▶ _LISTING_
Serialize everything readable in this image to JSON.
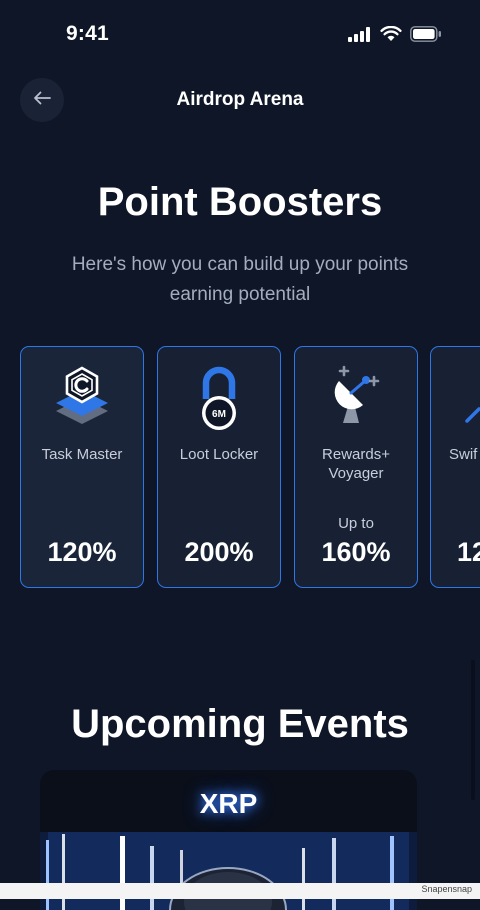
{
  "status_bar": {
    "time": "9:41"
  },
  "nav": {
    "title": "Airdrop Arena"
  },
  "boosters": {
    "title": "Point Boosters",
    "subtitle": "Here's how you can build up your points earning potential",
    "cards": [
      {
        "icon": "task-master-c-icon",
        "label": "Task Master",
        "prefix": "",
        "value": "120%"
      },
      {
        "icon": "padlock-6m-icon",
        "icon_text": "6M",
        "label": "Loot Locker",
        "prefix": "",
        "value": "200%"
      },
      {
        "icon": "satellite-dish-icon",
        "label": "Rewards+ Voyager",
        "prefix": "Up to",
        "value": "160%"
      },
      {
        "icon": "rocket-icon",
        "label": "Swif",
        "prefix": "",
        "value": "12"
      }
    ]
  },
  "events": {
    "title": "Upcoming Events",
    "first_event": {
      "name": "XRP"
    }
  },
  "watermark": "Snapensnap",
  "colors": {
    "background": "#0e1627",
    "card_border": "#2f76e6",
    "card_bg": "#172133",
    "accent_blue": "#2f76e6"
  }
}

▶ _TO BE DONE_
Copy each line of the records precisely and drop any images they hold.

▶ _OUTPUT OF THE EXERCISE_
Serialize everything readable in this image to JSON.
{
  "status_bar": {
    "time": "9:41"
  },
  "nav": {
    "title": "Airdrop Arena"
  },
  "boosters": {
    "title": "Point Boosters",
    "subtitle": "Here's how you can build up your points earning potential",
    "cards": [
      {
        "icon": "task-master-c-icon",
        "label": "Task Master",
        "prefix": "",
        "value": "120%"
      },
      {
        "icon": "padlock-6m-icon",
        "icon_text": "6M",
        "label": "Loot Locker",
        "prefix": "",
        "value": "200%"
      },
      {
        "icon": "satellite-dish-icon",
        "label": "Rewards+ Voyager",
        "prefix": "Up to",
        "value": "160%"
      },
      {
        "icon": "rocket-icon",
        "label": "Swif",
        "prefix": "",
        "value": "12"
      }
    ]
  },
  "events": {
    "title": "Upcoming Events",
    "first_event": {
      "name": "XRP"
    }
  },
  "watermark": "Snapensnap",
  "colors": {
    "background": "#0e1627",
    "card_border": "#2f76e6",
    "card_bg": "#172133",
    "accent_blue": "#2f76e6"
  }
}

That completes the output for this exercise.